- [WORK TO COMPLETE]
Report only how many lines of the entries below contain the string "Comparison".

Collection entries:
______

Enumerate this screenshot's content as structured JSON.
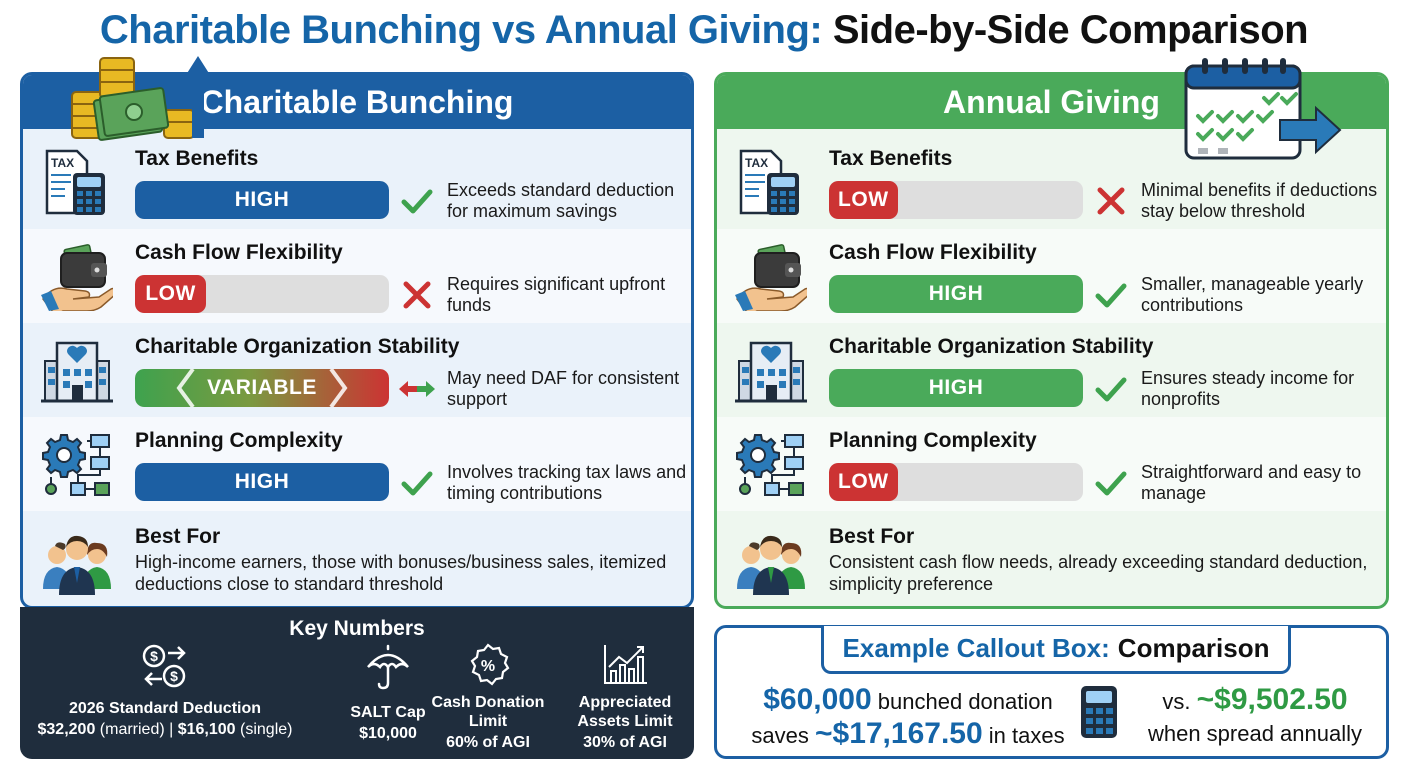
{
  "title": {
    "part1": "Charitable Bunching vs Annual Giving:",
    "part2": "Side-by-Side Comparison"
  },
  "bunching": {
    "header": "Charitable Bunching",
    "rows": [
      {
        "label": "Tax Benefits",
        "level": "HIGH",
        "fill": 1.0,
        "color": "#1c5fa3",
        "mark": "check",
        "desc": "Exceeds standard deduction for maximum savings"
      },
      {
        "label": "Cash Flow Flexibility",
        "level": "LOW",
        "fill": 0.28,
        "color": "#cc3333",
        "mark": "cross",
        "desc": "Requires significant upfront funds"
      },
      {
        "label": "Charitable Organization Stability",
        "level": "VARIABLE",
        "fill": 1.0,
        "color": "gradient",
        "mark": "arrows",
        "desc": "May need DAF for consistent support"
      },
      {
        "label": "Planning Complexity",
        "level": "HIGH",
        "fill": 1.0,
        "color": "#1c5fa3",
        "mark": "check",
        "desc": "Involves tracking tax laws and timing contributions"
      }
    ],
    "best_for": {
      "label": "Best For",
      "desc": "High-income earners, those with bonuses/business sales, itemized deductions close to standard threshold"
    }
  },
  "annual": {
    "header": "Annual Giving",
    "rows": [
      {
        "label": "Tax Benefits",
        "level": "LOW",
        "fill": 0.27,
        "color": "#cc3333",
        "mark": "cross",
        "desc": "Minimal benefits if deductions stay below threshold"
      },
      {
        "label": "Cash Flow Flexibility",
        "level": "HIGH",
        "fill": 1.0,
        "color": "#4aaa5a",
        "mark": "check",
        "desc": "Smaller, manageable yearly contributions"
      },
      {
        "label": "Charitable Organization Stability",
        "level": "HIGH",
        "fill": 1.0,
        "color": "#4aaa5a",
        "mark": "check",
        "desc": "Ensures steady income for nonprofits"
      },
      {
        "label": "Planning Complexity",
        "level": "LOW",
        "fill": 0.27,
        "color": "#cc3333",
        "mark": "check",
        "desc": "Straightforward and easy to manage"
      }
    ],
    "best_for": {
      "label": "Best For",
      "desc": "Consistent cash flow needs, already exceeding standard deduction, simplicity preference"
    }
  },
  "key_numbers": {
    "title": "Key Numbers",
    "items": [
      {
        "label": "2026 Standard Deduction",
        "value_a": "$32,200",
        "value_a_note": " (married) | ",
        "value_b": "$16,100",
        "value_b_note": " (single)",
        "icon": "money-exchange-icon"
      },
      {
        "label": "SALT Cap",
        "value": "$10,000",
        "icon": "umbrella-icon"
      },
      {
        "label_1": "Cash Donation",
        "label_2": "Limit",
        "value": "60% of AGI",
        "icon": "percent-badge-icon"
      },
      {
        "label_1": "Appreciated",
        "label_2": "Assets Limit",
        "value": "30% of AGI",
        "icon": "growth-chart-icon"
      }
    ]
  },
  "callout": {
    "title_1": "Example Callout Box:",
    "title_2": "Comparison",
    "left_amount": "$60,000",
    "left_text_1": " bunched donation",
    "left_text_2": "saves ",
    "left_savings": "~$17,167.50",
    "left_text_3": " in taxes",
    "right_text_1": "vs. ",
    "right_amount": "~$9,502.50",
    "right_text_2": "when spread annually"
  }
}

______

- [OUTPUT OF THE EXERCISE]
2